** start RECORDS TO USE **
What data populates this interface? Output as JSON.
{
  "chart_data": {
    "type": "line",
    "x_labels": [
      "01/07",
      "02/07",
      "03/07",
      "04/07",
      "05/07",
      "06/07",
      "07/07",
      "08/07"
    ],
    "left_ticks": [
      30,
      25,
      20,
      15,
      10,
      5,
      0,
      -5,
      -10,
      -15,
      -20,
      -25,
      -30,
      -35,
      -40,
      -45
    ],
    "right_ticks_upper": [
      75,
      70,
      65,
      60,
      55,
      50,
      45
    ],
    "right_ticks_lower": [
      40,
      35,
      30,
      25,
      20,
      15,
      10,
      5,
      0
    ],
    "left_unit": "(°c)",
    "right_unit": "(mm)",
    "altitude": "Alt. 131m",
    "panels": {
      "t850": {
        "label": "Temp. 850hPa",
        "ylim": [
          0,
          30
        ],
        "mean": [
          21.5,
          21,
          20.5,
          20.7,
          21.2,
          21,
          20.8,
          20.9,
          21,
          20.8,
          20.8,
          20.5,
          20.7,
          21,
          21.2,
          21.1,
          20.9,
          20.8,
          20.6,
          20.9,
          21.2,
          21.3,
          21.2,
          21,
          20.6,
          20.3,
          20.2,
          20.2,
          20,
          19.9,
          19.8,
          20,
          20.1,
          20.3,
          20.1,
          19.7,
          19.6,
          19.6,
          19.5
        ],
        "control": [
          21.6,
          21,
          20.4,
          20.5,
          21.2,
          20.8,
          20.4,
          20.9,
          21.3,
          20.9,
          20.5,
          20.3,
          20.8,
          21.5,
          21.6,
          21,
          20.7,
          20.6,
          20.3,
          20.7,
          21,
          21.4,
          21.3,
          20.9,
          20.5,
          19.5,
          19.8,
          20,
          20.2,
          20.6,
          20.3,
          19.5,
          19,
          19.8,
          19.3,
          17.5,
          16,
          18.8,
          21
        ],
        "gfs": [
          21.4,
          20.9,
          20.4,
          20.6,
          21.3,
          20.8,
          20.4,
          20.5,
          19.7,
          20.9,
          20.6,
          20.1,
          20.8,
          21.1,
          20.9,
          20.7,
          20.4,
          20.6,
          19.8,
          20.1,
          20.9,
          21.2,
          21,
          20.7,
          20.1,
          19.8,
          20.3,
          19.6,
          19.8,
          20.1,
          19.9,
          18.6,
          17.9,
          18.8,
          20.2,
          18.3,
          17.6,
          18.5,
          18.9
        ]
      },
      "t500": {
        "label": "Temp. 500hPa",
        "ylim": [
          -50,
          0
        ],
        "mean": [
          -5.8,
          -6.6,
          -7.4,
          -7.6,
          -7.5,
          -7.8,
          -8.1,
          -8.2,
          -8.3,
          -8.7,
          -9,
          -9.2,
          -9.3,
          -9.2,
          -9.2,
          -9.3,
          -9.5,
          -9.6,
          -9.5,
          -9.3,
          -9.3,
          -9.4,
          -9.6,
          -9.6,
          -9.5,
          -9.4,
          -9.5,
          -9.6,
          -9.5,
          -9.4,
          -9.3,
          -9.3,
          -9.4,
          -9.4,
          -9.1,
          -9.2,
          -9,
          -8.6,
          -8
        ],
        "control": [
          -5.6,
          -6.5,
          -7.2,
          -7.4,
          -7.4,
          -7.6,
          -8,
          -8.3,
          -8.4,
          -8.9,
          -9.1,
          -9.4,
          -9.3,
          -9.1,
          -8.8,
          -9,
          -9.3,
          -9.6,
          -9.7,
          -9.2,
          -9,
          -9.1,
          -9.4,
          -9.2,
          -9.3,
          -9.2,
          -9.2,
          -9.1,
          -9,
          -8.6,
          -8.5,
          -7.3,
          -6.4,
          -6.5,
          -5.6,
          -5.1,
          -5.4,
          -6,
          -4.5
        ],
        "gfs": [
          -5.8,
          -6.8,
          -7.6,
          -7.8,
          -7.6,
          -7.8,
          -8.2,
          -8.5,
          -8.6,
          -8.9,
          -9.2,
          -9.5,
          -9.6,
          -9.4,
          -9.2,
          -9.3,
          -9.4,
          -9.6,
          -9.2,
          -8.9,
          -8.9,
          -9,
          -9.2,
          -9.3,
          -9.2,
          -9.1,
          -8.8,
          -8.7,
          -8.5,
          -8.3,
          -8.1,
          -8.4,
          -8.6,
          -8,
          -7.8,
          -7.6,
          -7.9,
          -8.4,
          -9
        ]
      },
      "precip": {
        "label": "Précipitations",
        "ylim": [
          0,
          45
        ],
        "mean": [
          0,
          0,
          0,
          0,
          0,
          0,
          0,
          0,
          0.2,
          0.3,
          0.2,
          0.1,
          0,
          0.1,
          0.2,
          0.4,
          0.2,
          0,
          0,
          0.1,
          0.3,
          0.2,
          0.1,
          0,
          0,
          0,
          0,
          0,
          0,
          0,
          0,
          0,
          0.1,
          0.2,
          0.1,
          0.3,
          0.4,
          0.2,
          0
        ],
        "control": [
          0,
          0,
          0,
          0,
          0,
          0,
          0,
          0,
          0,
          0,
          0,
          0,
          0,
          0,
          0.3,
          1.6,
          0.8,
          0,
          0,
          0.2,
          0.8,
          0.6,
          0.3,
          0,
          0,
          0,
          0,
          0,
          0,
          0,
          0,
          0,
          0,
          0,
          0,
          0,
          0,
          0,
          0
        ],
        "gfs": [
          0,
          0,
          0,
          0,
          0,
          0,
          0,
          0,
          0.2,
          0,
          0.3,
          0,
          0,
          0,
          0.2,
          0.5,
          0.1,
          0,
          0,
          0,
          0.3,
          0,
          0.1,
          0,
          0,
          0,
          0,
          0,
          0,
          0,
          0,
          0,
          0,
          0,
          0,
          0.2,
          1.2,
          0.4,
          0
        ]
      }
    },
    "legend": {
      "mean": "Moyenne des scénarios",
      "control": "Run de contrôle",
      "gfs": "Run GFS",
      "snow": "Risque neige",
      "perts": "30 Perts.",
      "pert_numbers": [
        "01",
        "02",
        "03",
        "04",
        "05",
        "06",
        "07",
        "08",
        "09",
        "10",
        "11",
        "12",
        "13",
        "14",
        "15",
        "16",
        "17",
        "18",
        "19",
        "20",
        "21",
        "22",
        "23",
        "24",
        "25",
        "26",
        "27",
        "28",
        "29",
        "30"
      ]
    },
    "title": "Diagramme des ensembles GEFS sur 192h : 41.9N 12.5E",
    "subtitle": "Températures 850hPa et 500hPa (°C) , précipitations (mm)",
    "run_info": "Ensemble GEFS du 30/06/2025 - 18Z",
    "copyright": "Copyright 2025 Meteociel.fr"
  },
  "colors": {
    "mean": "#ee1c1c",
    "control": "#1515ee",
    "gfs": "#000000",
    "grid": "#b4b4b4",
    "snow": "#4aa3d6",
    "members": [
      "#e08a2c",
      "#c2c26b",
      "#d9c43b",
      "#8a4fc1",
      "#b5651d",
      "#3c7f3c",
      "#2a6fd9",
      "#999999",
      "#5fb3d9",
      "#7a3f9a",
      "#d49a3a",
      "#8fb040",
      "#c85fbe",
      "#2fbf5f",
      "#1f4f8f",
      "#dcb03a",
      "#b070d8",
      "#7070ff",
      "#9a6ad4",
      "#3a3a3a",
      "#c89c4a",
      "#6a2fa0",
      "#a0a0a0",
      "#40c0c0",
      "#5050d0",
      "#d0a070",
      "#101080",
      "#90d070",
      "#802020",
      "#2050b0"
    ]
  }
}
** end RECORDS TO USE **
### DIRECTION
From the entries above, extract every line where the word "GEFS" appears.

### FINISHED ANSWER
    "title": "Diagramme des ensembles GEFS sur 192h : 41.9N 12.5E",
    "run_info": "Ensemble GEFS du 30/06/2025 - 18Z",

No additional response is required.